• Stored records:
────

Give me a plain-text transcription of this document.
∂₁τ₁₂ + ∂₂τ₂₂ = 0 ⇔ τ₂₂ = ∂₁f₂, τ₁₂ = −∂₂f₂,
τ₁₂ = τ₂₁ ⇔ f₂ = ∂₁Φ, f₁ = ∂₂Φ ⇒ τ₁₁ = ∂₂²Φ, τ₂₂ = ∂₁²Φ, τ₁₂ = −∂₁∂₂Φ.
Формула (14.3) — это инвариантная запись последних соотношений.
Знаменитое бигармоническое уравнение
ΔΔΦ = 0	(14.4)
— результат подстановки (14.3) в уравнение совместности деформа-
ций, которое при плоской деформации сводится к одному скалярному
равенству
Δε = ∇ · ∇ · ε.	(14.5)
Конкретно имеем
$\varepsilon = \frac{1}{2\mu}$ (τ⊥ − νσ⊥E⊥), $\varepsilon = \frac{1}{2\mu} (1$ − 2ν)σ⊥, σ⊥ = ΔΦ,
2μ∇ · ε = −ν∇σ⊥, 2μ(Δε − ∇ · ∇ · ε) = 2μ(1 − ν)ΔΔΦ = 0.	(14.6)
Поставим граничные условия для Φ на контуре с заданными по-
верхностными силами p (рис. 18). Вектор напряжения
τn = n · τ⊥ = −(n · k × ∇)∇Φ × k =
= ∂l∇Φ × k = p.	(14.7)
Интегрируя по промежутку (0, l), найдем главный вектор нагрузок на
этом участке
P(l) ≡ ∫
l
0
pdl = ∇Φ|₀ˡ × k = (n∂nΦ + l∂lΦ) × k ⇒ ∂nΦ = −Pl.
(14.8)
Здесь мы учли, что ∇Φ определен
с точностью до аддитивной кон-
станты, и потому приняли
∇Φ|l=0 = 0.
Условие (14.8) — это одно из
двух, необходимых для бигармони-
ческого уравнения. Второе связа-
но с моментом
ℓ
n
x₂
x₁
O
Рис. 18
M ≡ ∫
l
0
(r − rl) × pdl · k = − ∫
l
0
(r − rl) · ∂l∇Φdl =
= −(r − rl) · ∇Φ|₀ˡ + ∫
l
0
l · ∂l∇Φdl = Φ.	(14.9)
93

────

Print out the whole listing exactly as it appears.

• WRITTEN SOLUTION:
Give me a plain-text transcription of this document.
∂₁τ₁₂ + ∂₂τ₂₂ = 0 ⇔ τ₂₂ = ∂₁f₂, τ₁₂ = −∂₂f₂,
τ₁₂ = τ₂₁ ⇔ f₂ = ∂₁Φ, f₁ = ∂₂Φ ⇒ τ₁₁ = ∂₂²Φ, τ₂₂ = ∂₁²Φ, τ₁₂ = −∂₁∂₂Φ.
Формула (14.3) — это инвариантная запись последних соотношений.
Знаменитое бигармоническое уравнение
ΔΔΦ = 0	(14.4)
— результат подстановки (14.3) в уравнение совместности деформа-
ций, которое при плоской деформации сводится к одному скалярному
равенству
Δε = ∇ · ∇ · ε.	(14.5)
Конкретно имеем
$\varepsilon = \frac{1}{2\mu}$ (τ⊥ − νσ⊥E⊥), $\varepsilon = \frac{1}{2\mu} (1$ − 2ν)σ⊥, σ⊥ = ΔΦ,
2μ∇ · ε = −ν∇σ⊥, 2μ(Δε − ∇ · ∇ · ε) = 2μ(1 − ν)ΔΔΦ = 0.	(14.6)
Поставим граничные условия для Φ на контуре с заданными по-
верхностными силами p (рис. 18). Вектор напряжения
τn = n · τ⊥ = −(n · k × ∇)∇Φ × k =
= ∂l∇Φ × k = p.	(14.7)
Интегрируя по промежутку (0, l), найдем главный вектор нагрузок на
этом участке
P(l) ≡ ∫
l
0
pdl = ∇Φ|₀ˡ × k = (n∂nΦ + l∂lΦ) × k ⇒ ∂nΦ = −Pl.
(14.8)
Здесь мы учли, что ∇Φ определен
с точностью до аддитивной кон-
станты, и потому приняли
∇Φ|l=0 = 0.
Условие (14.8) — это одно из
двух, необходимых для бигармони-
ческого уравнения. Второе связа-
но с моментом
ℓ
n
x₂
x₁
O
Рис. 18
M ≡ ∫
l
0
(r − rl) × pdl · k = − ∫
l
0
(r − rl) · ∂l∇Φdl =
= −(r − rl) · ∇Φ|₀ˡ + ∫
l
0
l · ∂l∇Φdl = Φ.	(14.9)
93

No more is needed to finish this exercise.